**Problem statement:** Gather all lines in the entries that include the word "запросу".

**Listed entries:**

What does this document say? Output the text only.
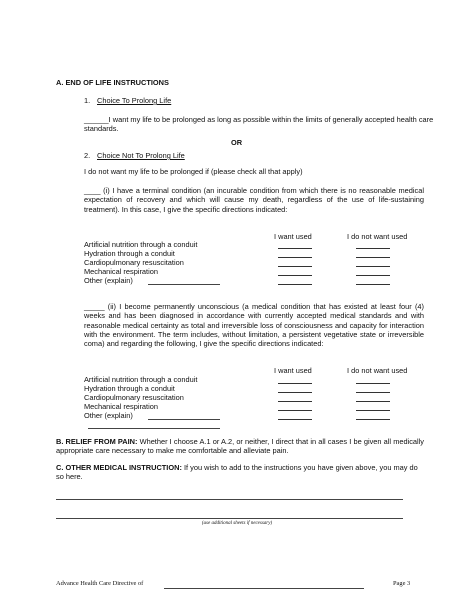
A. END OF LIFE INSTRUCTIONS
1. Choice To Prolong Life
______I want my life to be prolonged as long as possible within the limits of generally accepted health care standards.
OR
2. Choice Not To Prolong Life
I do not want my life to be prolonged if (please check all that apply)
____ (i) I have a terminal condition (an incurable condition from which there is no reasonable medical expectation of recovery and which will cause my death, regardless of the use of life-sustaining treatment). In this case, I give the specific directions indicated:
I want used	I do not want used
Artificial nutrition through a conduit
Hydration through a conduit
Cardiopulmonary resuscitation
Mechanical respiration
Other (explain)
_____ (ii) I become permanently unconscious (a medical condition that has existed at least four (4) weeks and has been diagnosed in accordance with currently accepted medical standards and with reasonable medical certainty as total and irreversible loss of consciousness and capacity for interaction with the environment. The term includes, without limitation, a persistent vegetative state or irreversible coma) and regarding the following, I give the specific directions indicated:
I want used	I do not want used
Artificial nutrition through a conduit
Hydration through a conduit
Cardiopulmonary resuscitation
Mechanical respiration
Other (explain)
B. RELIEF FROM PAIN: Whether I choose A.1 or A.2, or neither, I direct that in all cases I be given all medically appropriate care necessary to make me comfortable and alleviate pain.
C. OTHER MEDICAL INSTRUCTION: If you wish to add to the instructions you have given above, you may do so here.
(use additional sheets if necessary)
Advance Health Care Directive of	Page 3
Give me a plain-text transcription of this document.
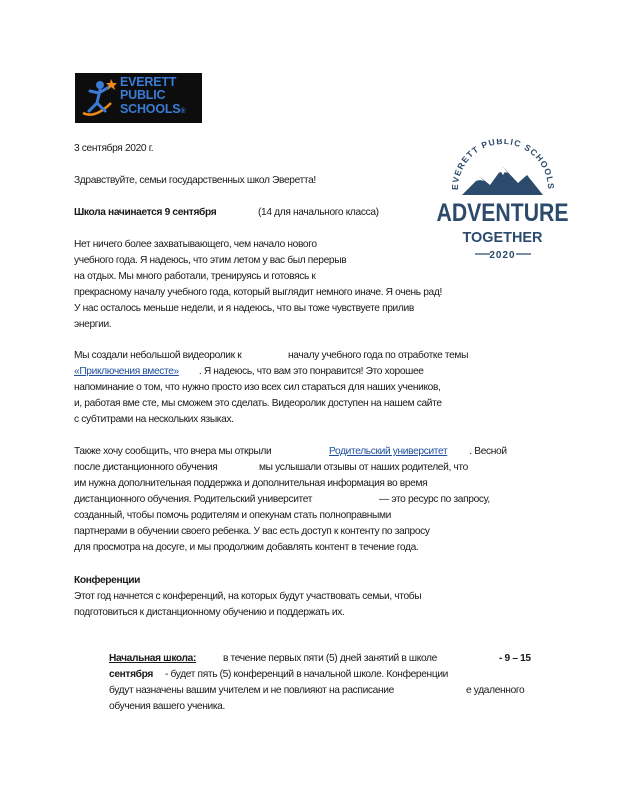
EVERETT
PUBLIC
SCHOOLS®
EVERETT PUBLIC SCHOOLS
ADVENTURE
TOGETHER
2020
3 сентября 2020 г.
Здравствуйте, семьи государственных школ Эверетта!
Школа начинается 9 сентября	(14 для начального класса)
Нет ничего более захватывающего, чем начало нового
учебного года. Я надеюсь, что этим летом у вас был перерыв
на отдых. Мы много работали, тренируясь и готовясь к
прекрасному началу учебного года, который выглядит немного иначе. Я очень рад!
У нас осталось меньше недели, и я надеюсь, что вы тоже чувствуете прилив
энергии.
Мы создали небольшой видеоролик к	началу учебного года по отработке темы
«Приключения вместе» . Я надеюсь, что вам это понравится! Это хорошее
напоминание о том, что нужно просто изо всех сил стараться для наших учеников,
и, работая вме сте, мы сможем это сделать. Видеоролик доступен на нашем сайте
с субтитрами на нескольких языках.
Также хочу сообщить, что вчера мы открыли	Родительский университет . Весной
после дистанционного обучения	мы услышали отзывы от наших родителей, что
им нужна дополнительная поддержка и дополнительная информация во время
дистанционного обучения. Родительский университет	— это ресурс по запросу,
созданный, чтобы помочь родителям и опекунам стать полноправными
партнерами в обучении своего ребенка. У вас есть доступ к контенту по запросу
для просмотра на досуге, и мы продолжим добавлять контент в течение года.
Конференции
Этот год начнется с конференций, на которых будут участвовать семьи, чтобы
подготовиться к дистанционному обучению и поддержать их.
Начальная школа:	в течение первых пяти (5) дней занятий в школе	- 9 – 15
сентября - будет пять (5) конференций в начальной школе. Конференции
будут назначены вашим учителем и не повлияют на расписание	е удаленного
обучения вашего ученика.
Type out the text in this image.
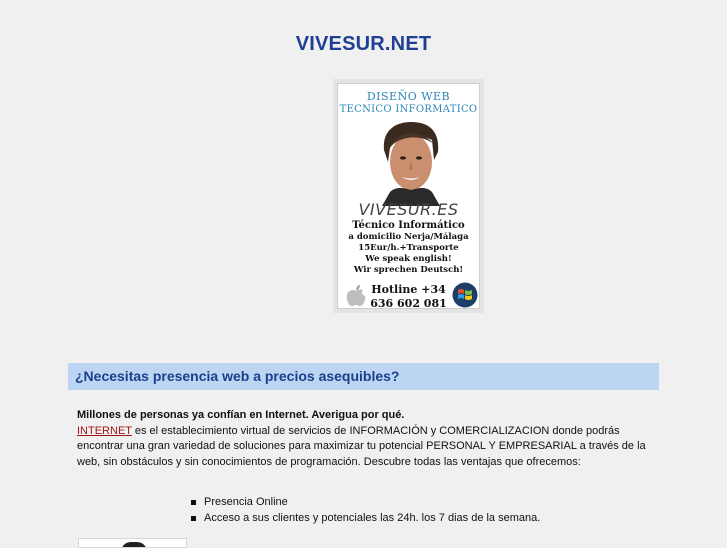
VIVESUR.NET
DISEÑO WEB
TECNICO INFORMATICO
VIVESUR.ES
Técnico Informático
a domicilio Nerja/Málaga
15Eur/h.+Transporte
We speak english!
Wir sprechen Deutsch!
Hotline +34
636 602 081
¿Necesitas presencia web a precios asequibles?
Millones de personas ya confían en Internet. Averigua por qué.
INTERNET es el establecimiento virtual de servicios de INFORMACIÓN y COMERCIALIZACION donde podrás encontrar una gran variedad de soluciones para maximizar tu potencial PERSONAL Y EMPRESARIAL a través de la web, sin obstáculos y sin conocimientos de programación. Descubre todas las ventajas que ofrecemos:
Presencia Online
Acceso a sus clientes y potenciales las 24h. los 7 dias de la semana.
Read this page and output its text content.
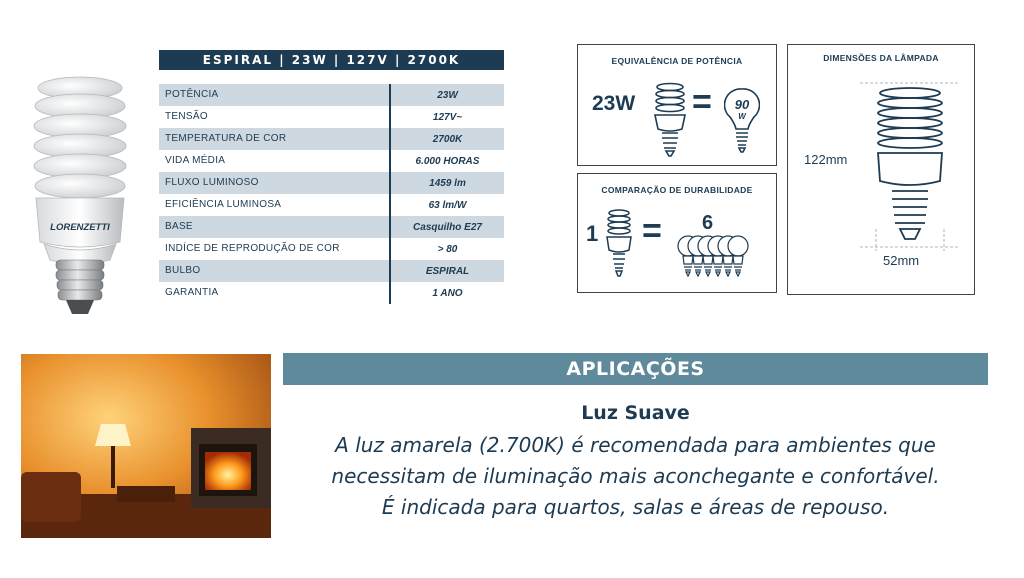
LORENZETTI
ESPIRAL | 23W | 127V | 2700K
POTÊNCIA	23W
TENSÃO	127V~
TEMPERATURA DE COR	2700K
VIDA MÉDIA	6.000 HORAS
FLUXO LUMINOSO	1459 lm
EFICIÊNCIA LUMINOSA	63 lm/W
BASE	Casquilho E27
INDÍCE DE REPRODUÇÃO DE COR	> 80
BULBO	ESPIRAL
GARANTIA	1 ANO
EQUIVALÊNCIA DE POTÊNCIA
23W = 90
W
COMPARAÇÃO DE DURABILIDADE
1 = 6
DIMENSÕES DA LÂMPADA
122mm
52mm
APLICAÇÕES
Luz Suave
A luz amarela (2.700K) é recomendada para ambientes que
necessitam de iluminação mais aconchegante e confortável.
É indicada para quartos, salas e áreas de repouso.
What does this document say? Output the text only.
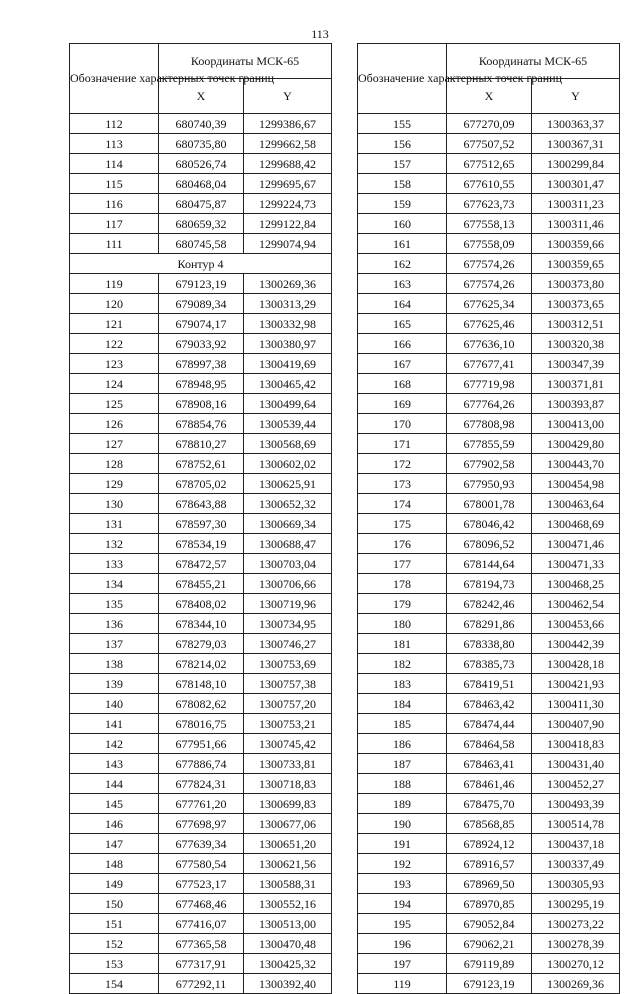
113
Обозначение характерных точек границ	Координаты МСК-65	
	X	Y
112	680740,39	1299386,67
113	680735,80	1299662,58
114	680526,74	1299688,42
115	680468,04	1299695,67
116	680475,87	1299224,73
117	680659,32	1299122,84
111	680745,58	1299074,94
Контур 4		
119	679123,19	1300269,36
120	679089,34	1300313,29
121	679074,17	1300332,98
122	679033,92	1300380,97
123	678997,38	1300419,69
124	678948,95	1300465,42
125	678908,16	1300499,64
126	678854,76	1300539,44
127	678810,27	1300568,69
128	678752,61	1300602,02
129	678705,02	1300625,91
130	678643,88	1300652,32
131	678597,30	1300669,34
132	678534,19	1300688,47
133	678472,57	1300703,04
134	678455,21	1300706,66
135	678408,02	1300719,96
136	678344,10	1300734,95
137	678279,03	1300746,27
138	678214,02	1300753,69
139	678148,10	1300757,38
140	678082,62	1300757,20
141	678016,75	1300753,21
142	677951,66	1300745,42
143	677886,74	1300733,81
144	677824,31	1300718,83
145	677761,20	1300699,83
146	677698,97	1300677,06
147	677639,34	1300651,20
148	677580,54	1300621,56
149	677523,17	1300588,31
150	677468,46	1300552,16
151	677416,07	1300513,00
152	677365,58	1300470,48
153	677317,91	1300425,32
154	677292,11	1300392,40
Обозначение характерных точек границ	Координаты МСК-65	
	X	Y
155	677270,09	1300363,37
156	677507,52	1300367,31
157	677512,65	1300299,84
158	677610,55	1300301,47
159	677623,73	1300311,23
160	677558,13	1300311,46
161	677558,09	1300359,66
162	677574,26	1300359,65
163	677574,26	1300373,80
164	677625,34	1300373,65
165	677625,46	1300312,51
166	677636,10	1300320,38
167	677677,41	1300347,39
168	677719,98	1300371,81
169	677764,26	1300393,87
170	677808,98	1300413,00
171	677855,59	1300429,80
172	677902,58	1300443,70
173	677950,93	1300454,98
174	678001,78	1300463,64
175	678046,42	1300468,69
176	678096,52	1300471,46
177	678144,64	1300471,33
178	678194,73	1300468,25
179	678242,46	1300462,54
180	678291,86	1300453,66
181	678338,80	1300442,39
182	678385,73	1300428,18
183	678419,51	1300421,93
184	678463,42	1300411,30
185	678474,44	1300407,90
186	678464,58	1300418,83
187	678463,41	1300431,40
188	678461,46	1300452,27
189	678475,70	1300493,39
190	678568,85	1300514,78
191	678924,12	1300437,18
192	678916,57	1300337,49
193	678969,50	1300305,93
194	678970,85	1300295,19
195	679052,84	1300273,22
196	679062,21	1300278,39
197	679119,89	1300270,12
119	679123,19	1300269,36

...

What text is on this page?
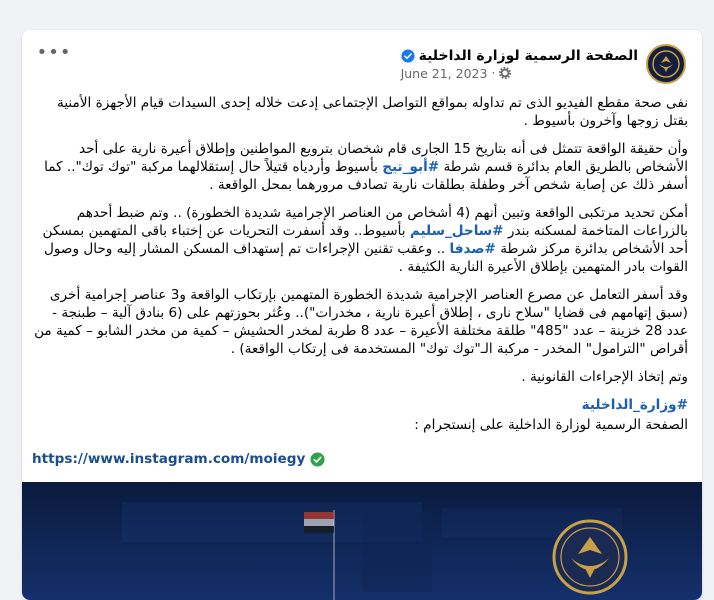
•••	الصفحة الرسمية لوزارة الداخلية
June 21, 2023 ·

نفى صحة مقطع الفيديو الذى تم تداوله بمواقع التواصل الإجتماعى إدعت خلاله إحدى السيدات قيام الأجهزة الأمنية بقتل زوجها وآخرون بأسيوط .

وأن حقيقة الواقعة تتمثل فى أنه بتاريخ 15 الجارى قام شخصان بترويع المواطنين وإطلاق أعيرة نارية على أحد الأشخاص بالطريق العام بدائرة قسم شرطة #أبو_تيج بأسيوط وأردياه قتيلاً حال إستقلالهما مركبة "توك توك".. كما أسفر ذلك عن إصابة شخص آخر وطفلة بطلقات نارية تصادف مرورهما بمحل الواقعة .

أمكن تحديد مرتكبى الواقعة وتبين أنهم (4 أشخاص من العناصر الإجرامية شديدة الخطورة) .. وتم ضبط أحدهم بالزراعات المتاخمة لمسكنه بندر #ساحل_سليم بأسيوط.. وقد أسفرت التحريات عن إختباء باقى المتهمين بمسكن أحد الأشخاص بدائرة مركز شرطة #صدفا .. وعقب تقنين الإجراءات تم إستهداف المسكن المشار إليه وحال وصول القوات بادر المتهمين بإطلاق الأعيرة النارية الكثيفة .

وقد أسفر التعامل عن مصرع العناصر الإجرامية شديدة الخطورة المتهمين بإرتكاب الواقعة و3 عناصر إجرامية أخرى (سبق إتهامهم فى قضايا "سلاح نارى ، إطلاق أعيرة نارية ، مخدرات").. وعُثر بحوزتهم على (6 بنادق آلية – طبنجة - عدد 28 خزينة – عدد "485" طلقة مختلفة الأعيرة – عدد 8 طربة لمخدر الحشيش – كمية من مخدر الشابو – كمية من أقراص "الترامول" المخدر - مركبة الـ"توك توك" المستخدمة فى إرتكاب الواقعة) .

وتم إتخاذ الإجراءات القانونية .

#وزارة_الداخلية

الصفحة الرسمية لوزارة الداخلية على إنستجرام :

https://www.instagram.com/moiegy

**Expected answer:**
дистанционного обучения. Родительский университет	— это ресурс по запросу,
партнерами в обучении своего ребенка. У вас есть доступ к контенту по запросу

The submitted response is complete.